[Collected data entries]
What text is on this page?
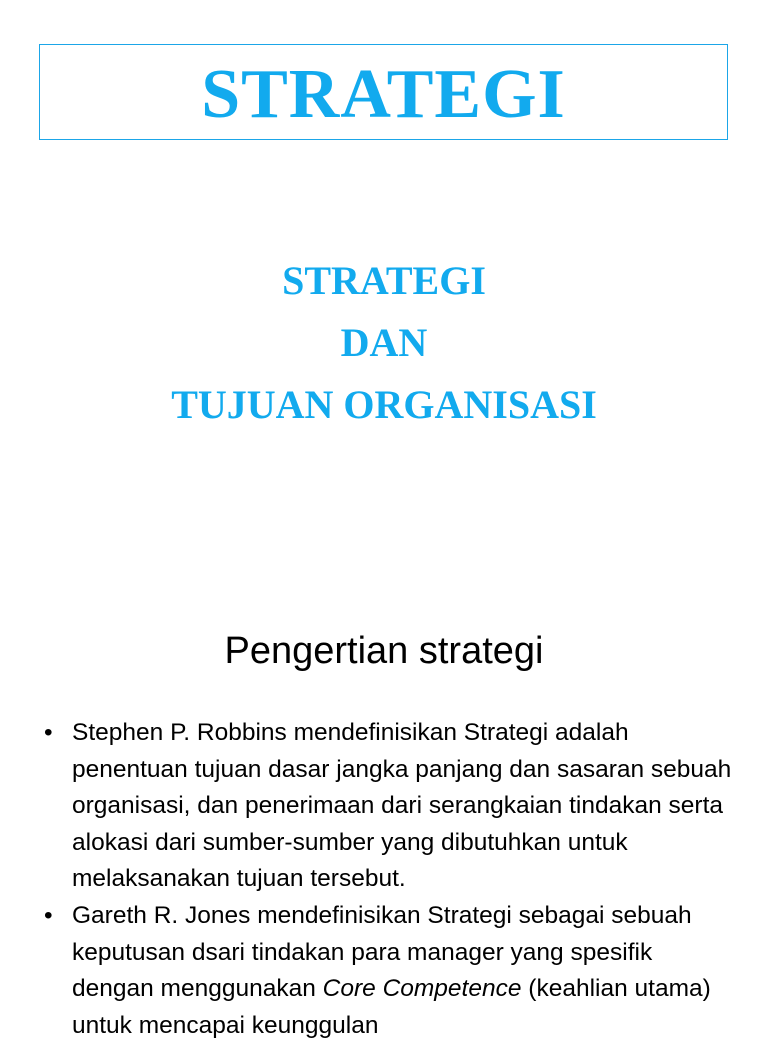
STRATEGI
STRATEGI
DAN
TUJUAN ORGANISASI
Pengertian strategi
• Stephen P. Robbins mendefinisikan Strategi adalah penentuan tujuan dasar jangka panjang dan sasaran sebuah organisasi, dan penerimaan dari serangkaian tindakan serta alokasi dari sumber-sumber yang dibutuhkan untuk melaksanakan tujuan tersebut.
• Gareth R. Jones mendefinisikan Strategi sebagai sebuah keputusan dsari tindakan para manager yang spesifik dengan menggunakan Core Competence (keahlian utama) untuk mencapai keunggulan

Instructions to follow: Retype everything in the material word for word, minus pictures.

Reply:
What text is on this page?
STRATEGI
STRATEGI
DAN
TUJUAN ORGANISASI
Pengertian strategi
• Stephen P. Robbins mendefinisikan Strategi adalah penentuan tujuan dasar jangka panjang dan sasaran sebuah organisasi, dan penerimaan dari serangkaian tindakan serta alokasi dari sumber-sumber yang dibutuhkan untuk melaksanakan tujuan tersebut.
• Gareth R. Jones mendefinisikan Strategi sebagai sebuah keputusan dsari tindakan para manager yang spesifik dengan menggunakan Core Competence (keahlian utama) untuk mencapai keunggulan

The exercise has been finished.